GIVEN RECORDS ▸
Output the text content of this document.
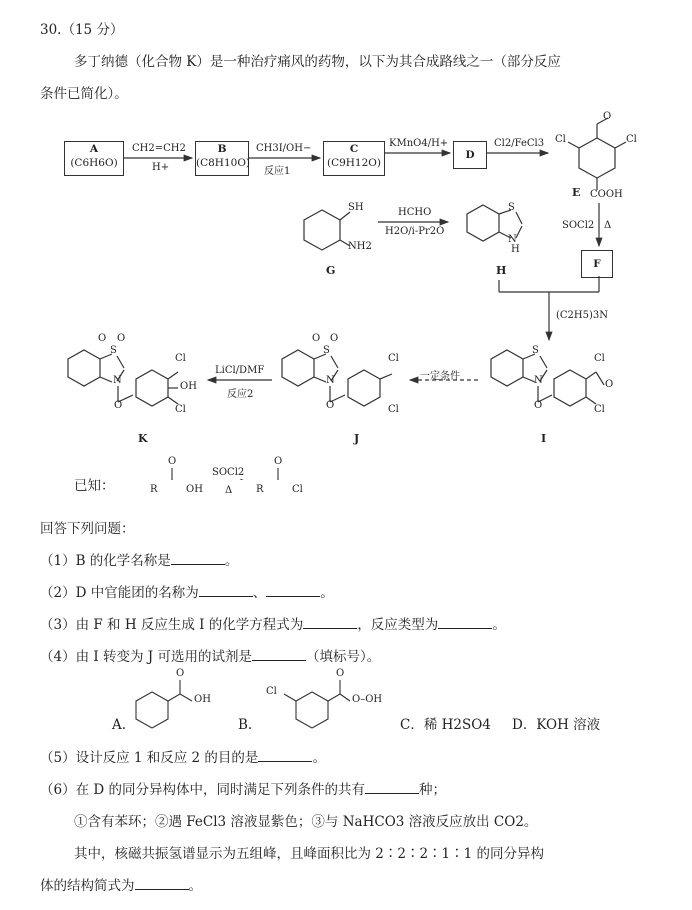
30.（15 分）
多丁纳德（化合物 K）是一种治疗痛风的药物，以下为其合成路线之一（部分反应
条件已简化）。
A
(C6H6O)
B
(C8H10O)
C
(C9H12O)
D
F
CH2=CH2
H+
CH3I/OH−
反应1
KMnO4/H+	Cl2/FeCl3
O
Cl	Cl
E COOH
SOCl2 Δ
SH
NH2
G
HCHO
H2O/i-Pr2O
S
N
H
H
(C2H5)3N
S
N
Cl
O
Cl
O
I
一定条件
O O
S
N
Cl
Cl
O
J
LiCl/DMF
反应2
O O
S
N
Cl
OH
Cl
O
K
已知：	R
O
OH
SOCl2
Δ R
O
Cl
回答下列问题：
（1）B 的化学名称是	。
（2）D 中官能团的名称为	、	。
（3）由 F 和 H 反应生成 I 的化学方程式为	，反应类型为	。
（4）由 I 转变为 J 可选用的试剂是	（填标号）。
A.
O
OH
B.
Cl
O
O–OH
C．稀 H2SO4 D．KOH 溶液
（5）设计反应 1 和反应 2 的目的是	。
（6）在 D 的同分异构体中，同时满足下列条件的共有	种；
①含有苯环；②遇 FeCl3 溶液显紫色；③与 NaHCO3 溶液反应放出 CO2。
其中，核磁共振氢谱显示为五组峰，且峰面积比为 2∶2∶2∶1∶1 的同分异构
体的结构简式为	。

WHAT YOU WILL DO ▸ Repeat each record exactly as shown above, dropping all images.

EXERCISE ANSWER ▸
Output the text content of this document.
30.（15 分）
多丁纳德（化合物 K）是一种治疗痛风的药物，以下为其合成路线之一（部分反应
条件已简化）。
A
(C6H6O)
B
(C8H10O)
C
(C9H12O)
D
F
CH2=CH2
H+
CH3I/OH−
反应1
KMnO4/H+	Cl2/FeCl3
O
Cl	Cl
E COOH
SOCl2 Δ
SH
NH2
G
HCHO
H2O/i-Pr2O
S
N
H
H
(C2H5)3N
S
N
Cl
O
Cl
O
I
一定条件
O O
S
N
Cl
Cl
O
J
LiCl/DMF
反应2
O O
S
N
Cl
OH
Cl
O
K
已知：	R
O
OH
SOCl2
Δ R
O
Cl
回答下列问题：
（1）B 的化学名称是	。
（2）D 中官能团的名称为	、	。
（3）由 F 和 H 反应生成 I 的化学方程式为	，反应类型为	。
（4）由 I 转变为 J 可选用的试剂是	（填标号）。
A.
O
OH
B.
Cl
O
O–OH
C．稀 H2SO4 D．KOH 溶液
（5）设计反应 1 和反应 2 的目的是	。
（6）在 D 的同分异构体中，同时满足下列条件的共有	种；
①含有苯环；②遇 FeCl3 溶液显紫色；③与 NaHCO3 溶液反应放出 CO2。
其中，核磁共振氢谱显示为五组峰，且峰面积比为 2∶2∶2∶1∶1 的同分异构
体的结构简式为	。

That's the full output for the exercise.